• Aim
Transcribe the entries below exactly.

---------- Provided material

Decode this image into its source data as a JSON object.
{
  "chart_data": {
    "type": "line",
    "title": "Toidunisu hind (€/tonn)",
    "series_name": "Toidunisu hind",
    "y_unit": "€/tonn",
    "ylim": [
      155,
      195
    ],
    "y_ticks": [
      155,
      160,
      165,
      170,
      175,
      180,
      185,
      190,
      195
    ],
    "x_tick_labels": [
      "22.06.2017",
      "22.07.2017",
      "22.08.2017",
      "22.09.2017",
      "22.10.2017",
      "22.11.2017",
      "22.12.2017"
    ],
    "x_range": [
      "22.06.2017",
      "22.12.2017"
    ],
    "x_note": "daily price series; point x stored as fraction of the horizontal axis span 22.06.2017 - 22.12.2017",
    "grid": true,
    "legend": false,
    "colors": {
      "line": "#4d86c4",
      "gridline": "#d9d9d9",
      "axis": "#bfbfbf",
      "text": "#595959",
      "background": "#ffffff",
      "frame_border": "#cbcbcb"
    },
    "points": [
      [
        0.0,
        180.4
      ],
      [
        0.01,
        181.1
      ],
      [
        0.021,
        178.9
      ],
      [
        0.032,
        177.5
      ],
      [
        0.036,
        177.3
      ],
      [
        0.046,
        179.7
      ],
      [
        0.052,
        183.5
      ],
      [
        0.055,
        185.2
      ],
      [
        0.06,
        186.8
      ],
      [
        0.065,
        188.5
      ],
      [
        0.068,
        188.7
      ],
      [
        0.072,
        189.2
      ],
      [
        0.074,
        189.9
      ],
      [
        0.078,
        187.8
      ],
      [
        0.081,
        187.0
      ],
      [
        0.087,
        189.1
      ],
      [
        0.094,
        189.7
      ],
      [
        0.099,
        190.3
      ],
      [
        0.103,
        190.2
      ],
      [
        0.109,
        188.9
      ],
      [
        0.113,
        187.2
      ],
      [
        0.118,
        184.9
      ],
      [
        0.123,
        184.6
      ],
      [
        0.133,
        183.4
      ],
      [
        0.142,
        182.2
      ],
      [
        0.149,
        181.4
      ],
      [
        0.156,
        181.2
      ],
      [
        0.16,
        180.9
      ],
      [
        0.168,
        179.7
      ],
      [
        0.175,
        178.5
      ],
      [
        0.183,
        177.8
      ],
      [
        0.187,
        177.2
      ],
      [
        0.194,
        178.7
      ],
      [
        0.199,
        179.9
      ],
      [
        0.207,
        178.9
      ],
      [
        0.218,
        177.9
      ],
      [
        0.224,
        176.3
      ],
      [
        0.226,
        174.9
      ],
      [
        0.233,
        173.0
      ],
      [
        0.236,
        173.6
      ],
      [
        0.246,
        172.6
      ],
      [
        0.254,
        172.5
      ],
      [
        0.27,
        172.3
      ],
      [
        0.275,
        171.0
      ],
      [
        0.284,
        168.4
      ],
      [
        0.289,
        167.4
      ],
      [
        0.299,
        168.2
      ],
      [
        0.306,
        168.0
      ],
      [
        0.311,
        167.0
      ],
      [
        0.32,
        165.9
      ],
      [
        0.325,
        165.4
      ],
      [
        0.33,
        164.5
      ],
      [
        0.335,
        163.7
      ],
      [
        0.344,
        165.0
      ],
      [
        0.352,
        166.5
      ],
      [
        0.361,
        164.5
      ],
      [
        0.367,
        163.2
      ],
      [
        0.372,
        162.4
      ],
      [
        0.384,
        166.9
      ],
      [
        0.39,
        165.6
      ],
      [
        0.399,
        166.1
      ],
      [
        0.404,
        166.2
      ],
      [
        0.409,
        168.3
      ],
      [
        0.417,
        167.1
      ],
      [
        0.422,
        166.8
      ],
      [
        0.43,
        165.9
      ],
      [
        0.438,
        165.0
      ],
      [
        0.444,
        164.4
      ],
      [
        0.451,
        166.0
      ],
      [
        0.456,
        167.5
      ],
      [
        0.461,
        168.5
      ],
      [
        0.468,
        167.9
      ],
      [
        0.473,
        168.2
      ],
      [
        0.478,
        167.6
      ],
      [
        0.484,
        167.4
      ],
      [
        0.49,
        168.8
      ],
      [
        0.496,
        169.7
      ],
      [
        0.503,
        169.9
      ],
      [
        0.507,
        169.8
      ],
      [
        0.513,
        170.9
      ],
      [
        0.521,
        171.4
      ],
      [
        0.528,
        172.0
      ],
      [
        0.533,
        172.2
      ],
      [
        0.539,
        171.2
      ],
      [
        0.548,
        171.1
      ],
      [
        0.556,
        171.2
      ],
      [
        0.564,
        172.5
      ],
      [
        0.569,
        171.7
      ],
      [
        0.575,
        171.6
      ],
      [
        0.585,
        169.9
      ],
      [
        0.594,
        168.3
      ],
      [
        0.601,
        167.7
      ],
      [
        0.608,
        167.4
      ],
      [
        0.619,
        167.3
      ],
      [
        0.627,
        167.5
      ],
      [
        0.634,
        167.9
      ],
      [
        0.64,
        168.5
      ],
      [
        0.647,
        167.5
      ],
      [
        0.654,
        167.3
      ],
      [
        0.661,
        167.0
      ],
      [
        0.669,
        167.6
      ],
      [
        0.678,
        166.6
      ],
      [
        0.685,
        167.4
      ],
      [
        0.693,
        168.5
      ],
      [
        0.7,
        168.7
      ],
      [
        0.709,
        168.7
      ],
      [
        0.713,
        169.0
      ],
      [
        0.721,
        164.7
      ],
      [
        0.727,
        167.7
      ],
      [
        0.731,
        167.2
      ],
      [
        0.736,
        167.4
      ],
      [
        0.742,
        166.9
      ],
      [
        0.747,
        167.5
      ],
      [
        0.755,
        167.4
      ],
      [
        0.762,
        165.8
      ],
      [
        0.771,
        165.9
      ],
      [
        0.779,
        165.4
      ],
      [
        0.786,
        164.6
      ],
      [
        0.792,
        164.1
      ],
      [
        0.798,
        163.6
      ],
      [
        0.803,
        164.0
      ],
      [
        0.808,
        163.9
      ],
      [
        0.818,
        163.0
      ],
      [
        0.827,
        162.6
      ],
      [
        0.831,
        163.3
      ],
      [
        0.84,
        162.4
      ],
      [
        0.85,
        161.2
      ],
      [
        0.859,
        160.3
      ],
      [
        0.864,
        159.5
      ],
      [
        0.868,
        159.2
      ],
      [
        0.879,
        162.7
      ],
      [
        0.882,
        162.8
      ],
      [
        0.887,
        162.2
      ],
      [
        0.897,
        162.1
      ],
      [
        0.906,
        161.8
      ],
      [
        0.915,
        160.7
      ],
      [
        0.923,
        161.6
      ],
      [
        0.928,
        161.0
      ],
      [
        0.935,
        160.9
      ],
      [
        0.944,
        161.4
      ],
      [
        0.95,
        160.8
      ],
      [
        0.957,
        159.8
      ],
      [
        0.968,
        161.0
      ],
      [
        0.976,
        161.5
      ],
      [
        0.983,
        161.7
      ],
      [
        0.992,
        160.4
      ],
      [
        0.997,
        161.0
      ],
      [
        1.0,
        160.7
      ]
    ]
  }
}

--------------------

• Full answer
Decode this image into its source data as a JSON object.
{
  "chart_data": {
    "type": "line",
    "title": "Toidunisu hind (€/tonn)",
    "series_name": "Toidunisu hind",
    "y_unit": "€/tonn",
    "ylim": [
      155,
      195
    ],
    "y_ticks": [
      155,
      160,
      165,
      170,
      175,
      180,
      185,
      190,
      195
    ],
    "x_tick_labels": [
      "22.06.2017",
      "22.07.2017",
      "22.08.2017",
      "22.09.2017",
      "22.10.2017",
      "22.11.2017",
      "22.12.2017"
    ],
    "x_range": [
      "22.06.2017",
      "22.12.2017"
    ],
    "x_note": "daily price series; point x stored as fraction of the horizontal axis span 22.06.2017 - 22.12.2017",
    "grid": true,
    "legend": false,
    "colors": {
      "line": "#4d86c4",
      "gridline": "#d9d9d9",
      "axis": "#bfbfbf",
      "text": "#595959",
      "background": "#ffffff",
      "frame_border": "#cbcbcb"
    },
    "points": [
      [
        0.0,
        180.4
      ],
      [
        0.01,
        181.1
      ],
      [
        0.021,
        178.9
      ],
      [
        0.032,
        177.5
      ],
      [
        0.036,
        177.3
      ],
      [
        0.046,
        179.7
      ],
      [
        0.052,
        183.5
      ],
      [
        0.055,
        185.2
      ],
      [
        0.06,
        186.8
      ],
      [
        0.065,
        188.5
      ],
      [
        0.068,
        188.7
      ],
      [
        0.072,
        189.2
      ],
      [
        0.074,
        189.9
      ],
      [
        0.078,
        187.8
      ],
      [
        0.081,
        187.0
      ],
      [
        0.087,
        189.1
      ],
      [
        0.094,
        189.7
      ],
      [
        0.099,
        190.3
      ],
      [
        0.103,
        190.2
      ],
      [
        0.109,
        188.9
      ],
      [
        0.113,
        187.2
      ],
      [
        0.118,
        184.9
      ],
      [
        0.123,
        184.6
      ],
      [
        0.133,
        183.4
      ],
      [
        0.142,
        182.2
      ],
      [
        0.149,
        181.4
      ],
      [
        0.156,
        181.2
      ],
      [
        0.16,
        180.9
      ],
      [
        0.168,
        179.7
      ],
      [
        0.175,
        178.5
      ],
      [
        0.183,
        177.8
      ],
      [
        0.187,
        177.2
      ],
      [
        0.194,
        178.7
      ],
      [
        0.199,
        179.9
      ],
      [
        0.207,
        178.9
      ],
      [
        0.218,
        177.9
      ],
      [
        0.224,
        176.3
      ],
      [
        0.226,
        174.9
      ],
      [
        0.233,
        173.0
      ],
      [
        0.236,
        173.6
      ],
      [
        0.246,
        172.6
      ],
      [
        0.254,
        172.5
      ],
      [
        0.27,
        172.3
      ],
      [
        0.275,
        171.0
      ],
      [
        0.284,
        168.4
      ],
      [
        0.289,
        167.4
      ],
      [
        0.299,
        168.2
      ],
      [
        0.306,
        168.0
      ],
      [
        0.311,
        167.0
      ],
      [
        0.32,
        165.9
      ],
      [
        0.325,
        165.4
      ],
      [
        0.33,
        164.5
      ],
      [
        0.335,
        163.7
      ],
      [
        0.344,
        165.0
      ],
      [
        0.352,
        166.5
      ],
      [
        0.361,
        164.5
      ],
      [
        0.367,
        163.2
      ],
      [
        0.372,
        162.4
      ],
      [
        0.384,
        166.9
      ],
      [
        0.39,
        165.6
      ],
      [
        0.399,
        166.1
      ],
      [
        0.404,
        166.2
      ],
      [
        0.409,
        168.3
      ],
      [
        0.417,
        167.1
      ],
      [
        0.422,
        166.8
      ],
      [
        0.43,
        165.9
      ],
      [
        0.438,
        165.0
      ],
      [
        0.444,
        164.4
      ],
      [
        0.451,
        166.0
      ],
      [
        0.456,
        167.5
      ],
      [
        0.461,
        168.5
      ],
      [
        0.468,
        167.9
      ],
      [
        0.473,
        168.2
      ],
      [
        0.478,
        167.6
      ],
      [
        0.484,
        167.4
      ],
      [
        0.49,
        168.8
      ],
      [
        0.496,
        169.7
      ],
      [
        0.503,
        169.9
      ],
      [
        0.507,
        169.8
      ],
      [
        0.513,
        170.9
      ],
      [
        0.521,
        171.4
      ],
      [
        0.528,
        172.0
      ],
      [
        0.533,
        172.2
      ],
      [
        0.539,
        171.2
      ],
      [
        0.548,
        171.1
      ],
      [
        0.556,
        171.2
      ],
      [
        0.564,
        172.5
      ],
      [
        0.569,
        171.7
      ],
      [
        0.575,
        171.6
      ],
      [
        0.585,
        169.9
      ],
      [
        0.594,
        168.3
      ],
      [
        0.601,
        167.7
      ],
      [
        0.608,
        167.4
      ],
      [
        0.619,
        167.3
      ],
      [
        0.627,
        167.5
      ],
      [
        0.634,
        167.9
      ],
      [
        0.64,
        168.5
      ],
      [
        0.647,
        167.5
      ],
      [
        0.654,
        167.3
      ],
      [
        0.661,
        167.0
      ],
      [
        0.669,
        167.6
      ],
      [
        0.678,
        166.6
      ],
      [
        0.685,
        167.4
      ],
      [
        0.693,
        168.5
      ],
      [
        0.7,
        168.7
      ],
      [
        0.709,
        168.7
      ],
      [
        0.713,
        169.0
      ],
      [
        0.721,
        164.7
      ],
      [
        0.727,
        167.7
      ],
      [
        0.731,
        167.2
      ],
      [
        0.736,
        167.4
      ],
      [
        0.742,
        166.9
      ],
      [
        0.747,
        167.5
      ],
      [
        0.755,
        167.4
      ],
      [
        0.762,
        165.8
      ],
      [
        0.771,
        165.9
      ],
      [
        0.779,
        165.4
      ],
      [
        0.786,
        164.6
      ],
      [
        0.792,
        164.1
      ],
      [
        0.798,
        163.6
      ],
      [
        0.803,
        164.0
      ],
      [
        0.808,
        163.9
      ],
      [
        0.818,
        163.0
      ],
      [
        0.827,
        162.6
      ],
      [
        0.831,
        163.3
      ],
      [
        0.84,
        162.4
      ],
      [
        0.85,
        161.2
      ],
      [
        0.859,
        160.3
      ],
      [
        0.864,
        159.5
      ],
      [
        0.868,
        159.2
      ],
      [
        0.879,
        162.7
      ],
      [
        0.882,
        162.8
      ],
      [
        0.887,
        162.2
      ],
      [
        0.897,
        162.1
      ],
      [
        0.906,
        161.8
      ],
      [
        0.915,
        160.7
      ],
      [
        0.923,
        161.6
      ],
      [
        0.928,
        161.0
      ],
      [
        0.935,
        160.9
      ],
      [
        0.944,
        161.4
      ],
      [
        0.95,
        160.8
      ],
      [
        0.957,
        159.8
      ],
      [
        0.968,
        161.0
      ],
      [
        0.976,
        161.5
      ],
      [
        0.983,
        161.7
      ],
      [
        0.992,
        160.4
      ],
      [
        0.997,
        161.0
      ],
      [
        1.0,
        160.7
      ]
    ]
  }
}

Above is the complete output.